Directions:
Without omitting anything, retype the data that follows.

Data records:

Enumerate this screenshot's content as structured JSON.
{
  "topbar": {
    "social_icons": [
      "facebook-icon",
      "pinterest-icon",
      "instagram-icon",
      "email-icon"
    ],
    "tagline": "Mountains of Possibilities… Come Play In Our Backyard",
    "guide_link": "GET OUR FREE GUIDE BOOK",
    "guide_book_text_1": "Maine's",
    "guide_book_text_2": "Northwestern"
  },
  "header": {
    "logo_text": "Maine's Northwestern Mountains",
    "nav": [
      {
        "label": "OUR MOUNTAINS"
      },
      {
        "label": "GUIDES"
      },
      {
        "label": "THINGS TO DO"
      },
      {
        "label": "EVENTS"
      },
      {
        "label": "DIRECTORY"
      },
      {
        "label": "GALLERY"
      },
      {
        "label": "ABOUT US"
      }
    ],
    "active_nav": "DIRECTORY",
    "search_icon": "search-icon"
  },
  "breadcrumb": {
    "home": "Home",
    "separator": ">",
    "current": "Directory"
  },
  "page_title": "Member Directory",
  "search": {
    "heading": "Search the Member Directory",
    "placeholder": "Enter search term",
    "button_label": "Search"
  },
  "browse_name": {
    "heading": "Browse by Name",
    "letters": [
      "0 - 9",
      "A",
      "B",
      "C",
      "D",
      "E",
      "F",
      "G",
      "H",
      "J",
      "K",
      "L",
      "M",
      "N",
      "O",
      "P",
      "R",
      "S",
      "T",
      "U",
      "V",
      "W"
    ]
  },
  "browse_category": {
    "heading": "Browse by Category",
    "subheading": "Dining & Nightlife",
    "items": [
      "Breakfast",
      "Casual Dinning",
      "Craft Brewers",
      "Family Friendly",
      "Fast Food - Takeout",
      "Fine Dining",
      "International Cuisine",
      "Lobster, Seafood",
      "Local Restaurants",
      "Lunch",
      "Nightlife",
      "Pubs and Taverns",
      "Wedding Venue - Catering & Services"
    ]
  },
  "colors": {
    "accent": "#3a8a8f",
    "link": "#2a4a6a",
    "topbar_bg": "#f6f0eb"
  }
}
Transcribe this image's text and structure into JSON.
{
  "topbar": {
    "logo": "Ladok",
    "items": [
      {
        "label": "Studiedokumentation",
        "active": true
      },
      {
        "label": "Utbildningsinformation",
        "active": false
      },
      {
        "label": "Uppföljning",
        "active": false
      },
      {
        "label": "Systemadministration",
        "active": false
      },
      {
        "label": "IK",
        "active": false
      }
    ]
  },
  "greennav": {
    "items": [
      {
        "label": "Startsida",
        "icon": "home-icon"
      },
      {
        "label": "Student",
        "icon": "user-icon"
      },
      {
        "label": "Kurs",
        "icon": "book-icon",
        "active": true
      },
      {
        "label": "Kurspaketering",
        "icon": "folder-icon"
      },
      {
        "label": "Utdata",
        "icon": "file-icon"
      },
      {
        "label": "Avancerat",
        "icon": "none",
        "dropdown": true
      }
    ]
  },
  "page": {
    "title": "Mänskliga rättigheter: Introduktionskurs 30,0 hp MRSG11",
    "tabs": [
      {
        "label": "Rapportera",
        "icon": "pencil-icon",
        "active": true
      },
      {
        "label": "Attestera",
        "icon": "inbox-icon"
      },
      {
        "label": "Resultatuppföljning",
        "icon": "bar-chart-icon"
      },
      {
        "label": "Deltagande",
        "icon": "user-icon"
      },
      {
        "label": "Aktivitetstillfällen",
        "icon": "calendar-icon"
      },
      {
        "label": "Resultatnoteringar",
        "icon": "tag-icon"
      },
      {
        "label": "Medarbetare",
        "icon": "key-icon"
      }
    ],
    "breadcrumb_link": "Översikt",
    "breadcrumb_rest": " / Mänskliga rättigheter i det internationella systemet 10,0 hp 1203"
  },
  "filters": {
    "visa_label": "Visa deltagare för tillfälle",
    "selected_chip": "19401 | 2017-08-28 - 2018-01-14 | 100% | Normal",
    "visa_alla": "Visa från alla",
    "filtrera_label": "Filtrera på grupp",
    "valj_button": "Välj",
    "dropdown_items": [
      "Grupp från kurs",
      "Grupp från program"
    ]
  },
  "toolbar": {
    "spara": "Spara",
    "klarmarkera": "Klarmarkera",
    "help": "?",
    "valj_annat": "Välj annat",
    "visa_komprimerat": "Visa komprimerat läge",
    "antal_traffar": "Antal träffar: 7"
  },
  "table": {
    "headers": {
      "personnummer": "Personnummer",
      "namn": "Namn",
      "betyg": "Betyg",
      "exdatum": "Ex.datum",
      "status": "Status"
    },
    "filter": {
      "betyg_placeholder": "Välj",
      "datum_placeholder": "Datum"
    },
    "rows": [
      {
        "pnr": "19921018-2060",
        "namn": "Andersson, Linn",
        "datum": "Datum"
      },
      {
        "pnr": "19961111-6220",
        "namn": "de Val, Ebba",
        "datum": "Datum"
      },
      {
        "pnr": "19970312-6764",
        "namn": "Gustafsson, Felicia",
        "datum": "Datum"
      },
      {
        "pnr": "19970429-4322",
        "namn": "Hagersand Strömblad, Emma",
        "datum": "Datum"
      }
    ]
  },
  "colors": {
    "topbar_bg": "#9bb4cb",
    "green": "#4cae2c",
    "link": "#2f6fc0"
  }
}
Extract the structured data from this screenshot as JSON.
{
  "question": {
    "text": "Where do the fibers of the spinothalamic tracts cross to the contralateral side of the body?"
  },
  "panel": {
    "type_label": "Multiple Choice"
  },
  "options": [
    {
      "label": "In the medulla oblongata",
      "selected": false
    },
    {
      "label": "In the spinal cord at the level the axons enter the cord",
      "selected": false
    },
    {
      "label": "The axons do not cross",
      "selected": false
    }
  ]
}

Response:
Enumerate this screenshot's content as structured JSON.
{
  "topbar": {
    "social_icons": [
      "facebook-icon",
      "pinterest-icon",
      "instagram-icon",
      "email-icon"
    ],
    "tagline": "Mountains of Possibilities… Come Play In Our Backyard",
    "guide_link": "GET OUR FREE GUIDE BOOK",
    "guide_book_text_1": "Maine's",
    "guide_book_text_2": "Northwestern"
  },
  "header": {
    "logo_text": "Maine's Northwestern Mountains",
    "nav": [
      {
        "label": "OUR MOUNTAINS"
      },
      {
        "label": "GUIDES"
      },
      {
        "label": "THINGS TO DO"
      },
      {
        "label": "EVENTS"
      },
      {
        "label": "DIRECTORY"
      },
      {
        "label": "GALLERY"
      },
      {
        "label": "ABOUT US"
      }
    ],
    "active_nav": "DIRECTORY",
    "search_icon": "search-icon"
  },
  "breadcrumb": {
    "home": "Home",
    "separator": ">",
    "current": "Directory"
  },
  "page_title": "Member Directory",
  "search": {
    "heading": "Search the Member Directory",
    "placeholder": "Enter search term",
    "button_label": "Search"
  },
  "browse_name": {
    "heading": "Browse by Name",
    "letters": [
      "0 - 9",
      "A",
      "B",
      "C",
      "D",
      "E",
      "F",
      "G",
      "H",
      "J",
      "K",
      "L",
      "M",
      "N",
      "O",
      "P",
      "R",
      "S",
      "T",
      "U",
      "V",
      "W"
    ]
  },
  "browse_category": {
    "heading": "Browse by Category",
    "subheading": "Dining & Nightlife",
    "items": [
      "Breakfast",
      "Casual Dinning",
      "Craft Brewers",
      "Family Friendly",
      "Fast Food - Takeout",
      "Fine Dining",
      "International Cuisine",
      "Lobster, Seafood",
      "Local Restaurants",
      "Lunch",
      "Nightlife",
      "Pubs and Taverns",
      "Wedding Venue - Catering & Services"
    ]
  },
  "colors": {
    "accent": "#3a8a8f",
    "link": "#2a4a6a",
    "topbar_bg": "#f6f0eb"
  }
}
Transcribe this image's text and structure into JSON.
{
  "topbar": {
    "logo": "Ladok",
    "items": [
      {
        "label": "Studiedokumentation",
        "active": true
      },
      {
        "label": "Utbildningsinformation",
        "active": false
      },
      {
        "label": "Uppföljning",
        "active": false
      },
      {
        "label": "Systemadministration",
        "active": false
      },
      {
        "label": "IK",
        "active": false
      }
    ]
  },
  "greennav": {
    "items": [
      {
        "label": "Startsida",
        "icon": "home-icon"
      },
      {
        "label": "Student",
        "icon": "user-icon"
      },
      {
        "label": "Kurs",
        "icon": "book-icon",
        "active": true
      },
      {
        "label": "Kurspaketering",
        "icon": "folder-icon"
      },
      {
        "label": "Utdata",
        "icon": "file-icon"
      },
      {
        "label": "Avancerat",
        "icon": "none",
        "dropdown": true
      }
    ]
  },
  "page": {
    "title": "Mänskliga rättigheter: Introduktionskurs 30,0 hp MRSG11",
    "tabs": [
      {
        "label": "Rapportera",
        "icon": "pencil-icon",
        "active": true
      },
      {
        "label": "Attestera",
        "icon": "inbox-icon"
      },
      {
        "label": "Resultatuppföljning",
        "icon": "bar-chart-icon"
      },
      {
        "label": "Deltagande",
        "icon": "user-icon"
      },
      {
        "label": "Aktivitetstillfällen",
        "icon": "calendar-icon"
      },
      {
        "label": "Resultatnoteringar",
        "icon": "tag-icon"
      },
      {
        "label": "Medarbetare",
        "icon": "key-icon"
      }
    ],
    "breadcrumb_link": "Översikt",
    "breadcrumb_rest": " / Mänskliga rättigheter i det internationella systemet 10,0 hp 1203"
  },
  "filters": {
    "visa_label": "Visa deltagare för tillfälle",
    "selected_chip": "19401 | 2017-08-28 - 2018-01-14 | 100% | Normal",
    "visa_alla": "Visa från alla",
    "filtrera_label": "Filtrera på grupp",
    "valj_button": "Välj",
    "dropdown_items": [
      "Grupp från kurs",
      "Grupp från program"
    ]
  },
  "toolbar": {
    "spara": "Spara",
    "klarmarkera": "Klarmarkera",
    "help": "?",
    "valj_annat": "Välj annat",
    "visa_komprimerat": "Visa komprimerat läge",
    "antal_traffar": "Antal träffar: 7"
  },
  "table": {
    "headers": {
      "personnummer": "Personnummer",
      "namn": "Namn",
      "betyg": "Betyg",
      "exdatum": "Ex.datum",
      "status": "Status"
    },
    "filter": {
      "betyg_placeholder": "Välj",
      "datum_placeholder": "Datum"
    },
    "rows": [
      {
        "pnr": "19921018-2060",
        "namn": "Andersson, Linn",
        "datum": "Datum"
      },
      {
        "pnr": "19961111-6220",
        "namn": "de Val, Ebba",
        "datum": "Datum"
      },
      {
        "pnr": "19970312-6764",
        "namn": "Gustafsson, Felicia",
        "datum": "Datum"
      },
      {
        "pnr": "19970429-4322",
        "namn": "Hagersand Strömblad, Emma",
        "datum": "Datum"
      }
    ]
  },
  "colors": {
    "topbar_bg": "#9bb4cb",
    "green": "#4cae2c",
    "link": "#2f6fc0"
  }
}
Extract the structured data from this screenshot as JSON.
{
  "question": {
    "text": "Where do the fibers of the spinothalamic tracts cross to the contralateral side of the body?"
  },
  "panel": {
    "type_label": "Multiple Choice"
  },
  "options": [
    {
      "label": "In the medulla oblongata",
      "selected": false
    },
    {
      "label": "In the spinal cord at the level the axons enter the cord",
      "selected": false
    },
    {
      "label": "The axons do not cross",
      "selected": false
    }
  ]
}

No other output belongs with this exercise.